━━ Records provided

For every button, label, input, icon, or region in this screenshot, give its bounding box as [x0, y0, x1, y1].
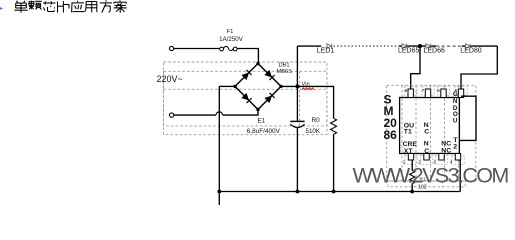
pin 7 stub (top) — [425, 89, 430, 98]
svg-text:86: 86 — [384, 128, 398, 142]
svg-text:510K: 510K — [306, 128, 321, 135]
chip dashed column 1 — [401, 85, 403, 181]
chip dashed under divider b — [441, 181, 443, 187]
node bridge right — [279, 85, 282, 88]
input dashed divider — [299, 71, 301, 126]
wire fuse to bridge top — [237, 49, 258, 64]
ground rail — [219, 191, 460, 193]
svg-text:WWW.2VS3.COM: WWW.2VS3.COM — [353, 163, 509, 187]
chip dashed column 5 — [458, 85, 460, 181]
resistor R1 — [410, 171, 415, 184]
wire LED junction to pin8 — [411, 46, 420, 89]
bridge diode D-bl — [241, 93, 251, 103]
wire OUT2 loop — [460, 96, 476, 140]
wire rail stub down — [218, 192, 220, 206]
fuse F1 — [220, 47, 237, 51]
pin 1 stub (bottom) — [408, 154, 413, 161]
svg-text:LED65: LED65 — [398, 47, 420, 54]
pin 2 stub (bottom) — [424, 154, 429, 161]
svg-text:2: 2 — [453, 144, 457, 151]
bridge DB1 diamond — [235, 64, 281, 110]
node rail-R0 — [332, 190, 336, 194]
LED LED66 — [426, 44, 431, 49]
bridge diode D-br — [264, 93, 274, 103]
chip dashed column 2 — [415, 85, 417, 181]
wire ground drop — [218, 86, 220, 191]
node LED junction — [418, 44, 422, 48]
label SM2086 — [384, 93, 398, 142]
pin stub dashed frame bottom 2 — [420, 156, 432, 165]
svg-text:T1: T1 — [404, 128, 412, 135]
pin stub dashed frame bottom 1 — [405, 156, 417, 165]
wire dotted LED1..LED65 — [334, 45, 400, 47]
svg-text:E1: E1 — [257, 117, 265, 124]
wire pin4 to rail — [459, 160, 461, 192]
title bullet — [0, 7, 3, 10]
wire terminal to fuse — [174, 48, 220, 50]
chip dashed under divider a — [413, 181, 415, 187]
pin 8 stub (top) — [408, 89, 413, 98]
pin 5 stub (top) — [458, 89, 463, 98]
wire hop over ground drop — [216, 112, 223, 115]
svg-text:NC: NC — [441, 147, 451, 154]
svg-text:LED80: LED80 — [460, 47, 482, 54]
svg-text:6.8uF/400V: 6.8uF/400V — [247, 128, 281, 135]
wire LED65 segment — [399, 45, 436, 47]
bridge diode D-tr — [264, 70, 274, 80]
svg-text:LED66: LED66 — [423, 47, 445, 54]
input dashed box outer — [164, 62, 327, 126]
chip dashed column overlay 2 — [415, 98, 417, 153]
svg-text:220V~: 220V~ — [157, 74, 183, 84]
LED LED1 — [327, 44, 332, 49]
pin 6 stub (top) — [441, 89, 446, 98]
node rail-E1 — [296, 190, 300, 194]
svg-text:MB6S: MB6S — [277, 69, 293, 75]
wire pin1 to R1 — [411, 160, 413, 171]
svg-text:N: N — [424, 141, 429, 148]
node bridge top — [256, 62, 259, 65]
chip dashed column 3 — [430, 85, 432, 181]
LED LED65 — [402, 44, 407, 49]
node rail-R1 — [410, 190, 414, 194]
wire E1 to rail — [296, 128, 298, 192]
chip dashed under-box — [388, 181, 465, 187]
svg-text:R0: R0 — [312, 117, 321, 124]
node Vin — [295, 84, 299, 88]
capacitor E1 — [290, 121, 304, 127]
pin stub dashed frame top 8 — [405, 86, 417, 95]
svg-text:8: 8 — [405, 88, 408, 93]
svg-text:C: C — [424, 148, 429, 155]
wire hop to bottom terminal — [174, 114, 216, 116]
chip dashed column overlay 4 — [444, 98, 446, 153]
pin 4 stub (bottom) — [455, 154, 460, 161]
bridge diode D-tl — [241, 70, 251, 80]
svg-text:1A/250V: 1A/250V — [219, 36, 244, 43]
wire LED80 to pin5 — [461, 46, 497, 89]
node bridge left — [233, 85, 236, 88]
pin 3 stub (bottom) — [439, 154, 444, 161]
resistor R0 — [331, 118, 337, 134]
pin stub dashed frame bottom 3 — [435, 156, 447, 165]
wire Vin to R0 — [297, 86, 333, 118]
wire LED80 segment — [462, 45, 497, 47]
chip dashed column overlay 1 — [401, 98, 403, 153]
AC terminal top — [170, 46, 174, 50]
wire Vin riser — [296, 46, 298, 86]
svg-text:LED1: LED1 — [317, 47, 335, 54]
input dashed box inner — [164, 71, 327, 134]
svg-text:C: C — [424, 128, 429, 135]
svg-text:U: U — [453, 117, 458, 124]
wire Vin to E1 top — [296, 86, 298, 121]
wire bridge bottom to AC — [223, 110, 258, 116]
wire bridge left to ground drop — [219, 85, 235, 87]
input dashed mid line — [164, 88, 327, 90]
AC terminal bottom — [169, 113, 173, 117]
chip dashed column 4 — [444, 85, 446, 181]
node bridge bottom — [256, 108, 259, 111]
chip dashed column overlay 3 — [430, 98, 432, 153]
svg-text:7: 7 — [422, 88, 425, 93]
op-amp/driver IC U1 SM2086 body — [400, 98, 460, 154]
wire Vin riser to LED1 — [297, 45, 321, 47]
svg-text:XT: XT — [404, 148, 414, 155]
svg-text:6: 6 — [437, 88, 440, 93]
Vin red squiggle — [302, 88, 314, 90]
wire dashed LED66..LED80 — [436, 45, 462, 47]
chip dashed box — [387, 85, 476, 181]
wire bridge right to Vin — [281, 85, 297, 87]
svg-text:F1: F1 — [227, 29, 234, 35]
wire R1 to rail — [411, 184, 413, 192]
pin stub dashed frame top 6 — [437, 86, 449, 95]
LED LED80 — [466, 44, 471, 49]
pin stub dashed frame top 5 — [455, 86, 467, 95]
svg-text:DB1: DB1 — [279, 62, 290, 68]
chip dashed column overlay 5 — [458, 98, 460, 153]
node rail-left — [217, 190, 221, 194]
pin stub dashed frame top 7 — [422, 86, 434, 95]
wire R0 to rail — [333, 134, 335, 191]
title text 单颗芯片应用方案 (drawn strokes) — [14, 0, 127, 13]
pin stub dashed frame bottom 4 — [452, 156, 464, 165]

━━━━

→ Stated exercise
Copy every line of the data from the one containing "pin 7 stub (top) — [425, 89, 430, 98]" down to the one containing "wire terminal to fuse — [174, 48, 220, 50]", both included, without changing anything.

→ Exercise answer
pin 7 stub (top) — [425, 89, 430, 98]
svg-text:86: 86 — [384, 128, 398, 142]
svg-text:510K: 510K — [306, 128, 321, 135]
chip dashed column 1 — [401, 85, 403, 181]
chip dashed under divider b — [441, 181, 443, 187]
node bridge right — [279, 85, 282, 88]
input dashed divider — [299, 71, 301, 126]
wire fuse to bridge top — [237, 49, 258, 64]
ground rail — [219, 191, 460, 193]
svg-text:WWW.2VS3.COM: WWW.2VS3.COM — [353, 163, 509, 187]
chip dashed column 5 — [458, 85, 460, 181]
resistor R1 — [410, 171, 415, 184]
wire LED junction to pin8 — [411, 46, 420, 89]
bridge diode D-bl — [241, 93, 251, 103]
wire OUT2 loop — [460, 96, 476, 140]
wire rail stub down — [218, 192, 220, 206]
fuse F1 — [220, 47, 237, 51]
pin 1 stub (bottom) — [408, 154, 413, 161]
svg-text:LED65: LED65 — [398, 47, 420, 54]
pin 2 stub (bottom) — [424, 154, 429, 161]
svg-text:2: 2 — [453, 144, 457, 151]
bridge DB1 diamond — [235, 64, 281, 110]
node rail-R0 — [332, 190, 336, 194]
LED LED66 — [426, 44, 431, 49]
bridge diode D-br — [264, 93, 274, 103]
chip dashed column 2 — [415, 85, 417, 181]
wire ground drop — [218, 86, 220, 191]
node LED junction — [418, 44, 422, 48]
label SM2086 — [384, 93, 398, 142]
pin stub dashed frame bottom 2 — [420, 156, 432, 165]
svg-text:T1: T1 — [404, 128, 412, 135]
pin stub dashed frame bottom 1 — [405, 156, 417, 165]
wire dotted LED1..LED65 — [334, 45, 400, 47]
svg-text:E1: E1 — [257, 117, 265, 124]
wire pin4 to rail — [459, 160, 461, 192]
title bullet — [0, 7, 3, 10]
wire terminal to fuse — [174, 48, 220, 50]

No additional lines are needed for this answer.